## Exercise objective
All records should be reproduced verbatim.

## Given records
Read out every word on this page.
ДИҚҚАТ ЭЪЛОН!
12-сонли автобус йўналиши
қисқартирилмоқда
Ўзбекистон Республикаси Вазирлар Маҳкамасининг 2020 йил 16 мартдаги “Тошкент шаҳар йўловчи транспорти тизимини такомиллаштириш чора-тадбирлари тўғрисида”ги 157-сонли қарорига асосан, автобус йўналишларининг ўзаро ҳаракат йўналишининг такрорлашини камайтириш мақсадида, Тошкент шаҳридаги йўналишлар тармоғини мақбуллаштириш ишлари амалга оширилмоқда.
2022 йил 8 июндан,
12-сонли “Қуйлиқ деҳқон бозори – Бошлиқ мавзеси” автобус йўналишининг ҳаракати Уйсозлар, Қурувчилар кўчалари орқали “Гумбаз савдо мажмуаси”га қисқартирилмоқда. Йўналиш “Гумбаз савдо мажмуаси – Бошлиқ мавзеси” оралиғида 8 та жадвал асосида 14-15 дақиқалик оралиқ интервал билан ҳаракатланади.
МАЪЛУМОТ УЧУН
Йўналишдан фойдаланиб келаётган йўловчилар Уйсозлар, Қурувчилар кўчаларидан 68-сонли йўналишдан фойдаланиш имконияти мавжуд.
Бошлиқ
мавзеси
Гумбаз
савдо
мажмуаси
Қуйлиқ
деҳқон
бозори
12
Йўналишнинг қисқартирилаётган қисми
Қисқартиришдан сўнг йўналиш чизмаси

## Task output
Read out every word on this page.
ДИҚҚАТ ЭЪЛОН!
12-сонли автобус йўналиши
қисқартирилмоқда
Ўзбекистон Республикаси Вазирлар Маҳкамасининг 2020 йил 16 мартдаги “Тошкент шаҳар йўловчи транспорти тизимини такомиллаштириш чора-тадбирлари тўғрисида”ги 157-сонли қарорига асосан, автобус йўналишларининг ўзаро ҳаракат йўналишининг такрорлашини камайтириш мақсадида, Тошкент шаҳридаги йўналишлар тармоғини мақбуллаштириш ишлари амалга оширилмоқда.
2022 йил 8 июндан,
12-сонли “Қуйлиқ деҳқон бозори – Бошлиқ мавзеси” автобус йўналишининг ҳаракати Уйсозлар, Қурувчилар кўчалари орқали “Гумбаз савдо мажмуаси”га қисқартирилмоқда. Йўналиш “Гумбаз савдо мажмуаси – Бошлиқ мавзеси” оралиғида 8 та жадвал асосида 14-15 дақиқалик оралиқ интервал билан ҳаракатланади.
МАЪЛУМОТ УЧУН
Йўналишдан фойдаланиб келаётган йўловчилар Уйсозлар, Қурувчилар кўчаларидан 68-сонли йўналишдан фойдаланиш имконияти мавжуд.
Бошлиқ
мавзеси
Гумбаз
савдо
мажмуаси
Қуйлиқ
деҳқон
бозори
12
Йўналишнинг қисқартирилаётган қисми
Қисқартиришдан сўнг йўналиш чизмаси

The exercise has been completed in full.